▶ [PROBLEM DESCRIPTION]:
All of the data below must be repeated exactly.

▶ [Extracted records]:
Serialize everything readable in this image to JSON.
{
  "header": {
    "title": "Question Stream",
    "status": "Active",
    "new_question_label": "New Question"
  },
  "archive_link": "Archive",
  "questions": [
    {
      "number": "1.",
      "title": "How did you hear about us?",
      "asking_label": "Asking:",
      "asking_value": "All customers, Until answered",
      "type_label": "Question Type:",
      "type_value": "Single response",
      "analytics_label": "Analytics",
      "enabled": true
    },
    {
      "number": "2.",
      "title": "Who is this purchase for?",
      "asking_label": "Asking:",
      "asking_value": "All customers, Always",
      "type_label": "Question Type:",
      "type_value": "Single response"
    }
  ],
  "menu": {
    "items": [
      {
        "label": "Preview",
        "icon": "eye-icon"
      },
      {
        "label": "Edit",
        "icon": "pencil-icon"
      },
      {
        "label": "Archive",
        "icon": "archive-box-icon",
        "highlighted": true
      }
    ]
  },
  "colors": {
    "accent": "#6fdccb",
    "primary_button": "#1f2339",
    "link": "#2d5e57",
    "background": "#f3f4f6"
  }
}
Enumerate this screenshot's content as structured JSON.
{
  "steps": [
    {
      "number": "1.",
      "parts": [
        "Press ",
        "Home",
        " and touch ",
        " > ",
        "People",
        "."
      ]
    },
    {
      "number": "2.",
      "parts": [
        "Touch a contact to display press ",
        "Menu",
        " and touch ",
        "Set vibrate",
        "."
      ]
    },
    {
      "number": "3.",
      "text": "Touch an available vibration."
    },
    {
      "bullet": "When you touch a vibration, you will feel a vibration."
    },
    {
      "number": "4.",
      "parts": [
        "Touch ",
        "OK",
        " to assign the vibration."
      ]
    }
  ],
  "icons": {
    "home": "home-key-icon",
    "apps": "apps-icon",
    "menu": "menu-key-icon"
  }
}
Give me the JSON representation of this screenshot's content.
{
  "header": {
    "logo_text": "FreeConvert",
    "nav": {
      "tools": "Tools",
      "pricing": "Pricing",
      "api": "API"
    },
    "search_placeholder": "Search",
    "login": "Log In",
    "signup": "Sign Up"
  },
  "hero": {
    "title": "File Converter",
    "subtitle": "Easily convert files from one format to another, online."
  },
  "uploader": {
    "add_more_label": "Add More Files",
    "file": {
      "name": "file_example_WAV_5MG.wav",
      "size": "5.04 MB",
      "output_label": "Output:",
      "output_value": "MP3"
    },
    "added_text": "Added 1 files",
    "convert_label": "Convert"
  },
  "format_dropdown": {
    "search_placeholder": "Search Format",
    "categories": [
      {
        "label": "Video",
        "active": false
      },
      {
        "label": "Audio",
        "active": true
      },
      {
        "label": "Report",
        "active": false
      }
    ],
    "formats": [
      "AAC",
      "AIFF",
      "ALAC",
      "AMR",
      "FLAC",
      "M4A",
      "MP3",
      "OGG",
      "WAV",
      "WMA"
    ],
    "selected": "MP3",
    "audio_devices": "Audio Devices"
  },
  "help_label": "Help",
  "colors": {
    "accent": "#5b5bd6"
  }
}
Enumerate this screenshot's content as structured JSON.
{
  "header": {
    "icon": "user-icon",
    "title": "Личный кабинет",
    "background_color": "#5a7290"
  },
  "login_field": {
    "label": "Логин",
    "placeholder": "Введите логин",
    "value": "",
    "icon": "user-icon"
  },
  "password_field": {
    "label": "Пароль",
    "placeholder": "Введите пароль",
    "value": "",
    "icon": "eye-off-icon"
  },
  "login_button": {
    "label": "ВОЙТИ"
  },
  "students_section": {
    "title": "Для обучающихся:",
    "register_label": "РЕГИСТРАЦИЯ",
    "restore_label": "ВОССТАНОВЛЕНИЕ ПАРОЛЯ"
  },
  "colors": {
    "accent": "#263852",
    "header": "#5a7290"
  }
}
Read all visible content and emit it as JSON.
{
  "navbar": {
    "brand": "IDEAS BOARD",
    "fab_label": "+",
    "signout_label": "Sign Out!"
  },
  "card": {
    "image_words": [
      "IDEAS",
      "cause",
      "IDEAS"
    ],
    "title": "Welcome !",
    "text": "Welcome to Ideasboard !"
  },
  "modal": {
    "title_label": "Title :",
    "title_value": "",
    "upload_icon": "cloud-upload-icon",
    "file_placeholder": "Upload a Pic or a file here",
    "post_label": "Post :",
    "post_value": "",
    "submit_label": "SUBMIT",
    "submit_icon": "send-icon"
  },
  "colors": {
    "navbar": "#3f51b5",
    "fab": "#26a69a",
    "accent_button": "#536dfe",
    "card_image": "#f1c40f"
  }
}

▶ [PROBLEM SOLUTION]:
Serialize everything readable in this image to JSON.
{
  "header": {
    "title": "Question Stream",
    "status": "Active",
    "new_question_label": "New Question"
  },
  "archive_link": "Archive",
  "questions": [
    {
      "number": "1.",
      "title": "How did you hear about us?",
      "asking_label": "Asking:",
      "asking_value": "All customers, Until answered",
      "type_label": "Question Type:",
      "type_value": "Single response",
      "analytics_label": "Analytics",
      "enabled": true
    },
    {
      "number": "2.",
      "title": "Who is this purchase for?",
      "asking_label": "Asking:",
      "asking_value": "All customers, Always",
      "type_label": "Question Type:",
      "type_value": "Single response"
    }
  ],
  "menu": {
    "items": [
      {
        "label": "Preview",
        "icon": "eye-icon"
      },
      {
        "label": "Edit",
        "icon": "pencil-icon"
      },
      {
        "label": "Archive",
        "icon": "archive-box-icon",
        "highlighted": true
      }
    ]
  },
  "colors": {
    "accent": "#6fdccb",
    "primary_button": "#1f2339",
    "link": "#2d5e57",
    "background": "#f3f4f6"
  }
}
Enumerate this screenshot's content as structured JSON.
{
  "steps": [
    {
      "number": "1.",
      "parts": [
        "Press ",
        "Home",
        " and touch ",
        " > ",
        "People",
        "."
      ]
    },
    {
      "number": "2.",
      "parts": [
        "Touch a contact to display press ",
        "Menu",
        " and touch ",
        "Set vibrate",
        "."
      ]
    },
    {
      "number": "3.",
      "text": "Touch an available vibration."
    },
    {
      "bullet": "When you touch a vibration, you will feel a vibration."
    },
    {
      "number": "4.",
      "parts": [
        "Touch ",
        "OK",
        " to assign the vibration."
      ]
    }
  ],
  "icons": {
    "home": "home-key-icon",
    "apps": "apps-icon",
    "menu": "menu-key-icon"
  }
}
Give me the JSON representation of this screenshot's content.
{
  "header": {
    "logo_text": "FreeConvert",
    "nav": {
      "tools": "Tools",
      "pricing": "Pricing",
      "api": "API"
    },
    "search_placeholder": "Search",
    "login": "Log In",
    "signup": "Sign Up"
  },
  "hero": {
    "title": "File Converter",
    "subtitle": "Easily convert files from one format to another, online."
  },
  "uploader": {
    "add_more_label": "Add More Files",
    "file": {
      "name": "file_example_WAV_5MG.wav",
      "size": "5.04 MB",
      "output_label": "Output:",
      "output_value": "MP3"
    },
    "added_text": "Added 1 files",
    "convert_label": "Convert"
  },
  "format_dropdown": {
    "search_placeholder": "Search Format",
    "categories": [
      {
        "label": "Video",
        "active": false
      },
      {
        "label": "Audio",
        "active": true
      },
      {
        "label": "Report",
        "active": false
      }
    ],
    "formats": [
      "AAC",
      "AIFF",
      "ALAC",
      "AMR",
      "FLAC",
      "M4A",
      "MP3",
      "OGG",
      "WAV",
      "WMA"
    ],
    "selected": "MP3",
    "audio_devices": "Audio Devices"
  },
  "help_label": "Help",
  "colors": {
    "accent": "#5b5bd6"
  }
}
Enumerate this screenshot's content as structured JSON.
{
  "header": {
    "icon": "user-icon",
    "title": "Личный кабинет",
    "background_color": "#5a7290"
  },
  "login_field": {
    "label": "Логин",
    "placeholder": "Введите логин",
    "value": "",
    "icon": "user-icon"
  },
  "password_field": {
    "label": "Пароль",
    "placeholder": "Введите пароль",
    "value": "",
    "icon": "eye-off-icon"
  },
  "login_button": {
    "label": "ВОЙТИ"
  },
  "students_section": {
    "title": "Для обучающихся:",
    "register_label": "РЕГИСТРАЦИЯ",
    "restore_label": "ВОССТАНОВЛЕНИЕ ПАРОЛЯ"
  },
  "colors": {
    "accent": "#263852",
    "header": "#5a7290"
  }
}
Read all visible content and emit it as JSON.
{
  "navbar": {
    "brand": "IDEAS BOARD",
    "fab_label": "+",
    "signout_label": "Sign Out!"
  },
  "card": {
    "image_words": [
      "IDEAS",
      "cause",
      "IDEAS"
    ],
    "title": "Welcome !",
    "text": "Welcome to Ideasboard !"
  },
  "modal": {
    "title_label": "Title :",
    "title_value": "",
    "upload_icon": "cloud-upload-icon",
    "file_placeholder": "Upload a Pic or a file here",
    "post_label": "Post :",
    "post_value": "",
    "submit_label": "SUBMIT",
    "submit_icon": "send-icon"
  },
  "colors": {
    "navbar": "#3f51b5",
    "fab": "#26a69a",
    "accent_button": "#536dfe",
    "card_image": "#f1c40f"
  }
}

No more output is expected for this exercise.